**WHAT THE TASK REQUIRES:**
Check the listing below line by line and report how many lines hold "Tritanope", with no other words.
═══ INFORMATION PROVIDED ═══
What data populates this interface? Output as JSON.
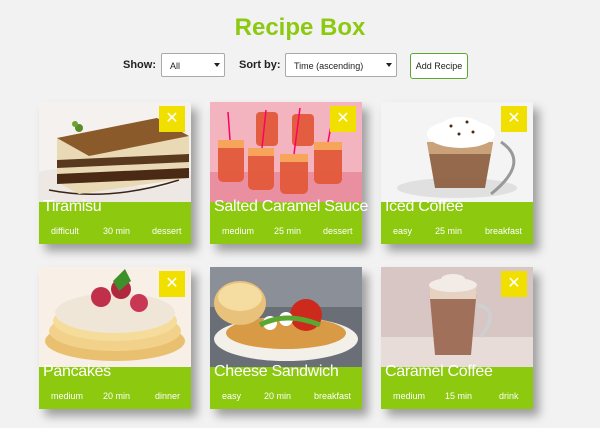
{
  "app": {
    "title": "Recipe Box"
  },
  "controls": {
    "show_label": "Show:",
    "show_value": "All",
    "sort_label": "Sort by:",
    "sort_value": "Time (ascending)",
    "add_button": "Add Recipe"
  },
  "recipes": [
    {
      "name": "Tiramisu",
      "difficulty": "difficult",
      "time": "30 min",
      "category": "dessert"
    },
    {
      "name": "Salted Caramel Sauce",
      "difficulty": "medium",
      "time": "25 min",
      "category": "dessert"
    },
    {
      "name": "Iced Coffee",
      "difficulty": "easy",
      "time": "25 min",
      "category": "breakfast"
    },
    {
      "name": "Pancakes",
      "difficulty": "medium",
      "time": "20 min",
      "category": "dinner"
    },
    {
      "name": "Cheese Sandwich",
      "difficulty": "easy",
      "time": "20 min",
      "category": "breakfast"
    },
    {
      "name": "Caramel Coffee",
      "difficulty": "medium",
      "time": "15 min",
      "category": "drink"
    }
  ],
  "icons": {
    "close": "close-icon"
  },
  "colors": {
    "accent": "#8cc90f",
    "close_button": "#f1df00",
    "background": "#f2f2f2"
  }
}
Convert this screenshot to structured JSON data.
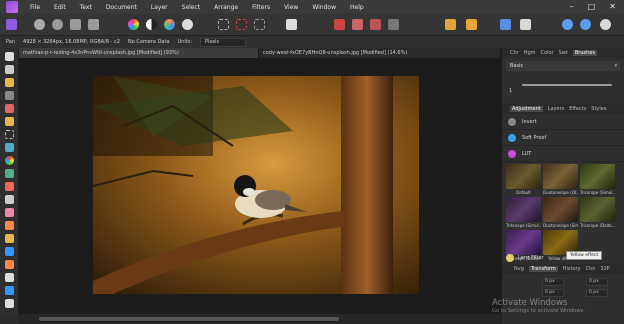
{
  "menubar": {
    "items": [
      "File",
      "Edit",
      "Text",
      "Document",
      "Layer",
      "Select",
      "Arrange",
      "Filters",
      "View",
      "Window",
      "Help"
    ],
    "controls": [
      "–",
      "□",
      "✕"
    ]
  },
  "context": {
    "tool": "Pan",
    "info": "4928 × 3264px, 16.08MP, RGBA/8 - c2",
    "camera": "No Camera Data",
    "units_label": "Units:",
    "units_value": "Pixels"
  },
  "doc_tabs": [
    {
      "title": "mathias-p-r-reding-4s3nPnsWtII-unsplash.jpg [Modified] (93%)",
      "active": true
    },
    {
      "title": "cody-west-fxOE7yBHnQ8-unsplash.jpg [Modified] (14.6%)",
      "active": false
    }
  ],
  "panel_tabs": {
    "items": [
      "Chr",
      "Hgm",
      "Color",
      "Swt",
      "Brushes"
    ],
    "active": "Brushes"
  },
  "brushes": {
    "category": "Basic",
    "preview_size": "1"
  },
  "adj_tabs": {
    "items": [
      "Adjustment",
      "Layers",
      "Effects",
      "Styles"
    ],
    "active": "Adjustment"
  },
  "adjustments": [
    {
      "label": "Invert",
      "icon": "invert-icon",
      "color": "#888888"
    },
    {
      "label": "Soft Proof",
      "icon": "soft-proof-icon",
      "color": "#3aa0e8"
    },
    {
      "label": "LUT",
      "icon": "lut-icon",
      "color": "#c84fd8"
    }
  ],
  "presets": [
    {
      "label": "Default",
      "tint": "#6a5a2c"
    },
    {
      "label": "Duotone/ope (Ot...",
      "tint": "#7a6235"
    },
    {
      "label": "Tricorope (Simul...",
      "tint": "#5e6a2e"
    },
    {
      "label": "Tritanope (Simul...",
      "tint": "#5a3a6a"
    },
    {
      "label": "Duotone/ope (Sim...",
      "tint": "#6a4a30"
    },
    {
      "label": "Tricorope (Dalto...",
      "tint": "#5a6230"
    },
    {
      "label": "Tritanope (Dalton...",
      "tint": "#6a3a8a"
    },
    {
      "label": "Yellow effect",
      "tint": "#8a6a14"
    }
  ],
  "tooltip": "Yellow effect",
  "lens_filter": "Lens Filter",
  "nav_tabs": {
    "items": [
      "Nvg",
      "Transform",
      "History",
      "Chn",
      "32P"
    ],
    "active": "Transform"
  },
  "transform_fields": [
    "0 px",
    "0 px",
    "0 px",
    "0 px"
  ],
  "watermark": {
    "title": "Activate Windows",
    "subtitle": "Go to Settings to activate Windows."
  }
}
═══
**RESULT OF THE TASK:**
2